| Supplied material |
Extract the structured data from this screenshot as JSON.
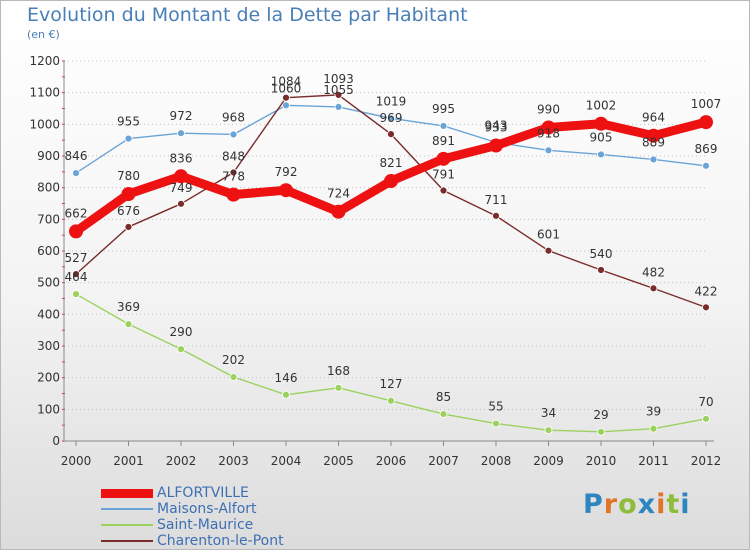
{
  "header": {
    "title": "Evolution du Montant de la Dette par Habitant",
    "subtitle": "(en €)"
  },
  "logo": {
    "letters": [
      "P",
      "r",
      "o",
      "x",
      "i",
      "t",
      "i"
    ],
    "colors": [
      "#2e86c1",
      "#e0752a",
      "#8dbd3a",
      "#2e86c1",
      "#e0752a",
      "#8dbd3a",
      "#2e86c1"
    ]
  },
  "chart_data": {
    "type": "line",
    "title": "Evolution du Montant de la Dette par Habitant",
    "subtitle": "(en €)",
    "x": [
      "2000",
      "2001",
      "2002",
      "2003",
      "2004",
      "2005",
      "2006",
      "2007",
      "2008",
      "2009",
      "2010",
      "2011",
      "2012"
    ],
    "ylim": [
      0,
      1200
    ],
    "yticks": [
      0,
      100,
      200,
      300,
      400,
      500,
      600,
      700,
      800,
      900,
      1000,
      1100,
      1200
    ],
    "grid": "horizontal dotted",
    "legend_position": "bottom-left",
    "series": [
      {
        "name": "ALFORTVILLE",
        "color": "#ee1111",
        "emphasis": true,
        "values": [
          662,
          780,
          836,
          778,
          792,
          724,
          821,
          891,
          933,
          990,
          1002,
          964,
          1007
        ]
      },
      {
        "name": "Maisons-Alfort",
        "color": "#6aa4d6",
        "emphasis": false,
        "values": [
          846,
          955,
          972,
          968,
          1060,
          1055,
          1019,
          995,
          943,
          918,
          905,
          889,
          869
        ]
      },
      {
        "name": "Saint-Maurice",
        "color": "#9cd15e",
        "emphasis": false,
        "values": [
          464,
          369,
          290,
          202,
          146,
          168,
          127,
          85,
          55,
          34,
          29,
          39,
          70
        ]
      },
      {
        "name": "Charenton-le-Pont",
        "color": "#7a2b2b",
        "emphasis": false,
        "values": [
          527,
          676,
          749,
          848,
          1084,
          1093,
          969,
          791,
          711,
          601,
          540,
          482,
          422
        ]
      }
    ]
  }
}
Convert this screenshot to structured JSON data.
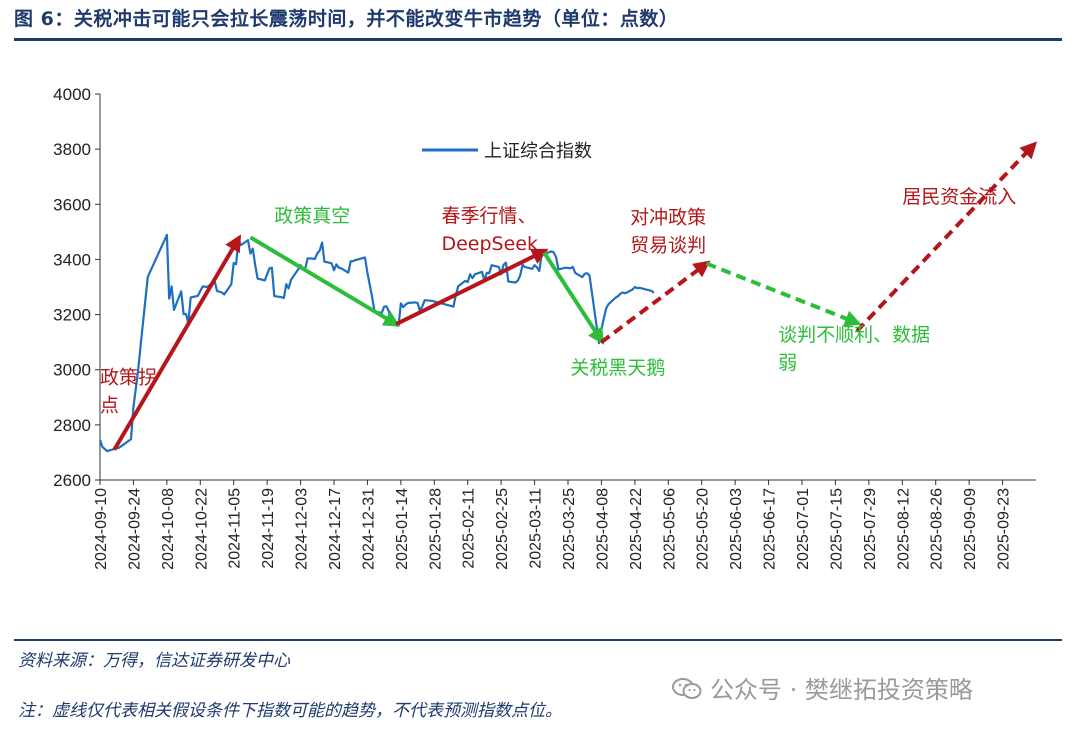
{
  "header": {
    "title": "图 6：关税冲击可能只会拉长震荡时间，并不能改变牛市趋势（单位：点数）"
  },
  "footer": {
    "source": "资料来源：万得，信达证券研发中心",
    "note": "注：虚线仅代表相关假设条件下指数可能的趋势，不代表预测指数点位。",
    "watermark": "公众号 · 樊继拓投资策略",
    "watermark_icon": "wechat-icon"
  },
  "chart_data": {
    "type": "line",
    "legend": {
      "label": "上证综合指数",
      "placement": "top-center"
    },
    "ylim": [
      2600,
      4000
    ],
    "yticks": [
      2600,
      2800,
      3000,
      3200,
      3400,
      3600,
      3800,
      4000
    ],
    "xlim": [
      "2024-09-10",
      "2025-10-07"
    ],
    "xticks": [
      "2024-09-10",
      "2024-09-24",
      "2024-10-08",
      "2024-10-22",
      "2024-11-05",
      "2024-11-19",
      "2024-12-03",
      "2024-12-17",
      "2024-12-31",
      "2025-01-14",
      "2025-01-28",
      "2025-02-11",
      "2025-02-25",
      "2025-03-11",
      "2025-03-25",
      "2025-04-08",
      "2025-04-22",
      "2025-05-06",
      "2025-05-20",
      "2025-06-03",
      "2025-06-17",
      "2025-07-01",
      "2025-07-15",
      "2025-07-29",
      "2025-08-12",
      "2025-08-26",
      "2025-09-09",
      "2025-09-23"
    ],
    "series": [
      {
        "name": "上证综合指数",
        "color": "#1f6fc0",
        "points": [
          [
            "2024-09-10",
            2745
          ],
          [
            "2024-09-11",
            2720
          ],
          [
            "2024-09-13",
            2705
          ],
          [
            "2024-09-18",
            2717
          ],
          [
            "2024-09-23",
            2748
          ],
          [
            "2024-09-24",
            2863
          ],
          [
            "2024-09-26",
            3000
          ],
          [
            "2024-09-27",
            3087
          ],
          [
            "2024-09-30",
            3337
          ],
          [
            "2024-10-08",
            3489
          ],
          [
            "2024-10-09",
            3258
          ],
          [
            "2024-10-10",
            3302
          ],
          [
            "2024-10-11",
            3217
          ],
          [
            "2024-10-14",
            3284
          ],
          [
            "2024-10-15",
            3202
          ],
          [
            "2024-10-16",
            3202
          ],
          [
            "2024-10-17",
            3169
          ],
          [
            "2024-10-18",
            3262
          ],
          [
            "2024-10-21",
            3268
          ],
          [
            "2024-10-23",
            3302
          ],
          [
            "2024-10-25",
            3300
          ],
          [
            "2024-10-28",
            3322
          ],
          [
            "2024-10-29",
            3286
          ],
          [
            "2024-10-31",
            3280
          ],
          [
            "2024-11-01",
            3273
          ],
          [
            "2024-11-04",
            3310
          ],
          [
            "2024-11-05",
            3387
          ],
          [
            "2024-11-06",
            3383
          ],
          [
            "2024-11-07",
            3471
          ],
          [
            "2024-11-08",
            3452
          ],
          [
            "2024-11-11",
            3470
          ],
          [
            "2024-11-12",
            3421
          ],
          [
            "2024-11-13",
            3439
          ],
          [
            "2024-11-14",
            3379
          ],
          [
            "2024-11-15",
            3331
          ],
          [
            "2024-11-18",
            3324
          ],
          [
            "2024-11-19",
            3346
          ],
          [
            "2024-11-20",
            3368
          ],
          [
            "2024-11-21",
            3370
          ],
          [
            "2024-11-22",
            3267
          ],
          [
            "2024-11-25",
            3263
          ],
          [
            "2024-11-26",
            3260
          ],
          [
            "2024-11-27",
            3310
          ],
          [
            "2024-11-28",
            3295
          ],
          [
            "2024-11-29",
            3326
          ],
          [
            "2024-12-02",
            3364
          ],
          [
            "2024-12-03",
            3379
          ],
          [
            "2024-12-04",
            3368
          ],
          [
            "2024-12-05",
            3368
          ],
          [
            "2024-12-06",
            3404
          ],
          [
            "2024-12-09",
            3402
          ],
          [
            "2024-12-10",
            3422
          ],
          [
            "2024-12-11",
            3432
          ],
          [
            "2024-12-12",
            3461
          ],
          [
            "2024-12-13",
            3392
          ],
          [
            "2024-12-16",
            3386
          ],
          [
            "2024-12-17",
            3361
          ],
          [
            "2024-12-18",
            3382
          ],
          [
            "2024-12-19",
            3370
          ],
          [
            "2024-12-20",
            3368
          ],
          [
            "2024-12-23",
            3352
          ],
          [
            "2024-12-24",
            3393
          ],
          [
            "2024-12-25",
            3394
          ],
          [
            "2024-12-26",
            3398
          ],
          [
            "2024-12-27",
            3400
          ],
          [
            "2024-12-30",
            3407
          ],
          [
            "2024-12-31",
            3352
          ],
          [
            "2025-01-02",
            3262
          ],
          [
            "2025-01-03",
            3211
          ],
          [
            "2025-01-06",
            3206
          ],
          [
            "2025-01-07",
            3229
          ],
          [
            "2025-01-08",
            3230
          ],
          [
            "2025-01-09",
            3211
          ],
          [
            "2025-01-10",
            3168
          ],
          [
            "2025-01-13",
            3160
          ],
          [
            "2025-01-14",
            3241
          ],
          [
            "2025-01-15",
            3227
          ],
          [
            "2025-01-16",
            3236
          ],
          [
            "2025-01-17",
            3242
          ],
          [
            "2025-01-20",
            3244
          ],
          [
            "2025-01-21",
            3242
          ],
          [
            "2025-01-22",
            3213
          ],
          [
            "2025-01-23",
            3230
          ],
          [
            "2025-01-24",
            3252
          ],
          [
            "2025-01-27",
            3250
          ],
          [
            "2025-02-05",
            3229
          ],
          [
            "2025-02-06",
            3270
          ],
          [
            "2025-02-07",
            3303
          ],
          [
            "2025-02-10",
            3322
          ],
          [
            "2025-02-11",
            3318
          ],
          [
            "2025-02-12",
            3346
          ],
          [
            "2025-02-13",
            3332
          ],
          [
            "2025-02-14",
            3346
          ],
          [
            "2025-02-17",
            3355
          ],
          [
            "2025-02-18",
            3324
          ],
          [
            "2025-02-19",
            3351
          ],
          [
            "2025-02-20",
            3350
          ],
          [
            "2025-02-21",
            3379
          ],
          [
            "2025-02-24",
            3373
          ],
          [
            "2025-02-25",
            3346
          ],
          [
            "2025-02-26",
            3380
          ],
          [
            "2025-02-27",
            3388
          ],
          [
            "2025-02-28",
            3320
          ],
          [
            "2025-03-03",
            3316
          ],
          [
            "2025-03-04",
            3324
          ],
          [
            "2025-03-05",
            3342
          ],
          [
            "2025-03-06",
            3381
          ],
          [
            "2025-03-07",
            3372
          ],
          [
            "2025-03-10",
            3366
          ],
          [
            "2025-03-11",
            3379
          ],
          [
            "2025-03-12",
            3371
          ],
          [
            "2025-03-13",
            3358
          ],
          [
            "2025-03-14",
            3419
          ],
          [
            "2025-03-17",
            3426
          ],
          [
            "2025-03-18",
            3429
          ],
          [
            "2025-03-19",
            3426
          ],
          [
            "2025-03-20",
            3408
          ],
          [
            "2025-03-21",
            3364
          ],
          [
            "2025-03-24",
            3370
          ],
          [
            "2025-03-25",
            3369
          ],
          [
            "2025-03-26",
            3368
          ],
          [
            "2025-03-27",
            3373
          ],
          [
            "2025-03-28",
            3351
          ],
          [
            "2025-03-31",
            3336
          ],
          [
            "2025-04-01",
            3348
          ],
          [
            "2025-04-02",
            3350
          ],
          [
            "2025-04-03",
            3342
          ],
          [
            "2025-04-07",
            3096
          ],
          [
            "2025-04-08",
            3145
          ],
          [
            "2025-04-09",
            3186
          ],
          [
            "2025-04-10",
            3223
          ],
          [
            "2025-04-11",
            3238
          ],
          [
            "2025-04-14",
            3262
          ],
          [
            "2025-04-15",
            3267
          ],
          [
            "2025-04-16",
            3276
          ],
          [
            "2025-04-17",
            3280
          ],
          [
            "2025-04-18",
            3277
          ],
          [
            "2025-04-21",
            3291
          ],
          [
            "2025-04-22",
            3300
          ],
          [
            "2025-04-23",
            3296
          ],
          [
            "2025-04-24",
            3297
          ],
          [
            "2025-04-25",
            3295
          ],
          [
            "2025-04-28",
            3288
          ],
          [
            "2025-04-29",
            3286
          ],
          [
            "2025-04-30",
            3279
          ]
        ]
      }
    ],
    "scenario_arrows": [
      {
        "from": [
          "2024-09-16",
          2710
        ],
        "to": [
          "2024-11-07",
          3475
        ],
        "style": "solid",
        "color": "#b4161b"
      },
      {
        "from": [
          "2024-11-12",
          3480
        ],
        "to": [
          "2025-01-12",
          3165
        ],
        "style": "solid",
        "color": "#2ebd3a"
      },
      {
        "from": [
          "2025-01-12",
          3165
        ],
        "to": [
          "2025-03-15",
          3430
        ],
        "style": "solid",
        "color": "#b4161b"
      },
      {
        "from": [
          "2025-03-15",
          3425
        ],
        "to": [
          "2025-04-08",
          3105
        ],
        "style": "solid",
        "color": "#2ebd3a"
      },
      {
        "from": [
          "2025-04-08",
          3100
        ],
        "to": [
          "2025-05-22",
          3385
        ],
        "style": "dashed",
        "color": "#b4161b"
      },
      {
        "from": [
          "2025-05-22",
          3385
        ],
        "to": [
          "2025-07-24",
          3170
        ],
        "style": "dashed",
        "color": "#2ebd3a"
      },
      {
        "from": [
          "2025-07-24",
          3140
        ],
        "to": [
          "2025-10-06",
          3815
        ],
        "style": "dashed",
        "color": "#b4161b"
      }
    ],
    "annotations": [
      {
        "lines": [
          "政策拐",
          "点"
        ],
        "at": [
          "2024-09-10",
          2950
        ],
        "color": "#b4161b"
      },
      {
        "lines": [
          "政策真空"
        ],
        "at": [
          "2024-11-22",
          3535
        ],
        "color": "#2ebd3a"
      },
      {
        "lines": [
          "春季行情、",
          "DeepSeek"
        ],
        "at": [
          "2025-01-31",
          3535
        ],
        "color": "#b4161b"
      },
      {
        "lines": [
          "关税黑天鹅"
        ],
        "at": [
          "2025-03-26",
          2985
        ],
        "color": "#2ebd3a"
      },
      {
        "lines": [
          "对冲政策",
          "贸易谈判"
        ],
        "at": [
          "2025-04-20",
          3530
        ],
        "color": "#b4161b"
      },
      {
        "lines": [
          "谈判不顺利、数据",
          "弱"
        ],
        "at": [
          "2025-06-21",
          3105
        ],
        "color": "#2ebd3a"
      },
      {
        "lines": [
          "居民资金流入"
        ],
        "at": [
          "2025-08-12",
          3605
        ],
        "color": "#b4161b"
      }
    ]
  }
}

| To do |
How many lines in the data contain the string "name"? Respond with the number only.

| Complete output |
5